*** Material for this exercise
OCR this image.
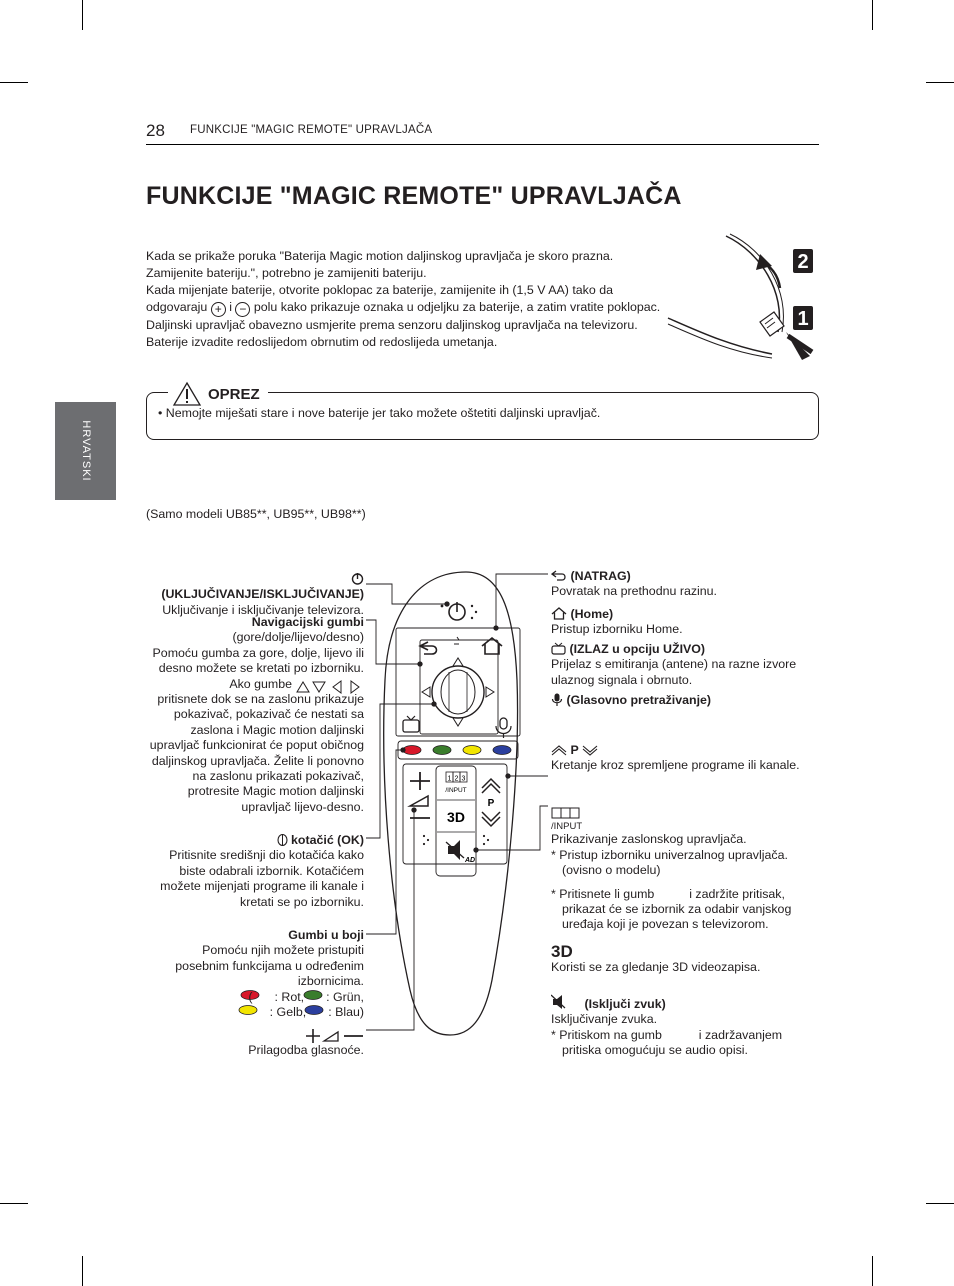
28 FUNKCIJE "MAGIC REMOTE" UPRAVLJAČA
FUNKCIJE "MAGIC REMOTE" UPRAVLJAČA
HRVATSKI

Kada se prikaže poruka "Baterija Magic motion daljinskog upravljača je skoro prazna. Zamijenite bateriju.", potrebno je zamijeniti bateriju.

Kada mijenjate baterije, otvorite poklopac za baterije, zamijenite ih (1,5 V AA) tako da odgovaraju + i − polu kako prikazuje oznaka u odjeljku za baterije, a zatim vratite poklopac. Daljinski upravljač obavezno usmjerite prema senzoru daljinskog upravljača na televizoru.

Baterije izvadite redoslijedom obrnutim od redoslijeda umetanja.

2
1
OPREZ
• Nemojte miješati stare i nove baterije jer tako možete oštetiti daljinski upravljač.
(Samo modeli UB85**, UB95**, UB98**)
1 2 3
/INPUT
3D
AD
P
(UKLJUČIVANJE/ISKLJUČIVANJE)
Uključivanje i isključivanje televizora.
Navigacijski gumbi
(gore/dolje/lijevo/desno)
Pomoću gumba za gore, dolje, lijevo ili desno možete se kretati po izborniku. Ako gumbe
pritisnete dok se na zaslonu prikazuje pokazivač, pokazivač će nestati sa zaslona i Magic motion daljinski upravljač funkcionirat će poput običnog daljinskog upravljača. Želite li ponovno na zaslonu prikazati pokazivač, protresite Magic motion daljinski upravljač lijevo-desno.
kotačić (OK)
Pritisnite središnji dio kotačića kako biste odabrali izbornik. Kotačićem možete mijenjati programe ili kanale i kretati se po izborniku.
Gumbi u boji
Pomoću njih možete pristupiti posebnim funkcijama u određenim izbornicima.
( : Rot, : Grün,
: Gelb, : Blau)
Prilagodba glasnoće.
(NATRAG)
Povratak na prethodnu razinu.
(Home)
Pristup izborniku Home.
(IZLAZ u opciju UŽIVO)
Prijelaz s emitiranja (antene) na razne izvore ulaznog signala i obrnuto.
(Glasovno pretraživanje)
P
Kretanje kroz spremljene programe ili kanale.
/INPUT
Prikazivanje zaslonskog upravljača.
* Pristup izborniku univerzalnog upravljača. (ovisno o modelu)
* Pritisnete li gumb	i zadržite pritisak, prikazat će se izbornik za odabir vanjskog uređaja koji je povezan s televizorom.
3D
Koristi se za gledanje 3D videozapisa.
(Isključi zvuk)
Isključivanje zvuka.
* Pritiskom na gumb	i zadržavanjem pritiska omogućuju se audio opisi.
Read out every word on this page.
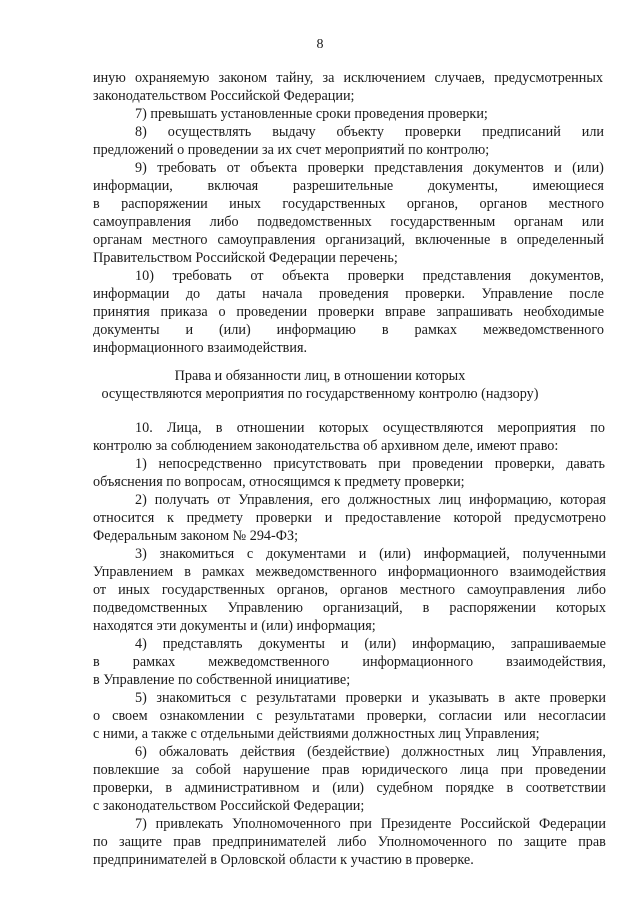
8
иную охраняемую законом тайну, за исключением случаев, предусмотренных
законодательством Российской Федерации;
7) превышать установленные сроки проведения проверки;
8) осуществлять выдачу объекту проверки предписаний или
предложений о проведении за их счет мероприятий по контролю;
9) требовать от объекта проверки представления документов и (или)
информации, включая разрешительные документы, имеющиеся
в распоряжении иных государственных органов, органов местного
самоуправления либо подведомственных государственным органам или
органам местного самоуправления организаций, включенные в определенный
Правительством Российской Федерации перечень;
10) требовать от объекта проверки представления документов,
информации до даты начала проведения проверки. Управление после
принятия приказа о проведении проверки вправе запрашивать необходимые
документы и (или) информацию в рамках межведомственного
информационного взаимодействия.
Права и обязанности лиц, в отношении которых
осуществляются мероприятия по государственному контролю (надзору)
10. Лица, в отношении которых осуществляются мероприятия по
контролю за соблюдением законодательства об архивном деле, имеют право:
1) непосредственно присутствовать при проведении проверки, давать
объяснения по вопросам, относящимся к предмету проверки;
2) получать от Управления, его должностных лиц информацию, которая
относится к предмету проверки и предоставление которой предусмотрено
Федеральным законом № 294-ФЗ;
3) знакомиться с документами и (или) информацией, полученными
Управлением в рамках межведомственного информационного взаимодействия
от иных государственных органов, органов местного самоуправления либо
подведомственных Управлению организаций, в распоряжении которых
находятся эти документы и (или) информация;
4) представлять документы и (или) информацию, запрашиваемые
в рамках межведомственного информационного взаимодействия,
в Управление по собственной инициативе;
5) знакомиться с результатами проверки и указывать в акте проверки
о своем ознакомлении с результатами проверки, согласии или несогласии
с ними, а также с отдельными действиями должностных лиц Управления;
6) обжаловать действия (бездействие) должностных лиц Управления,
повлекшие за собой нарушение прав юридического лица при проведении
проверки, в административном и (или) судебном порядке в соответствии
с законодательством Российской Федерации;
7) привлекать Уполномоченного при Президенте Российской Федерации
по защите прав предпринимателей либо Уполномоченного по защите прав
предпринимателей в Орловской области к участию в проверке.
******
[Written exercise] Pick out every line above that holds the word "объекта" and copy it.

[Written solution]
9) требовать от объекта проверки представления документов и (или)
10) требовать от объекта проверки представления документов,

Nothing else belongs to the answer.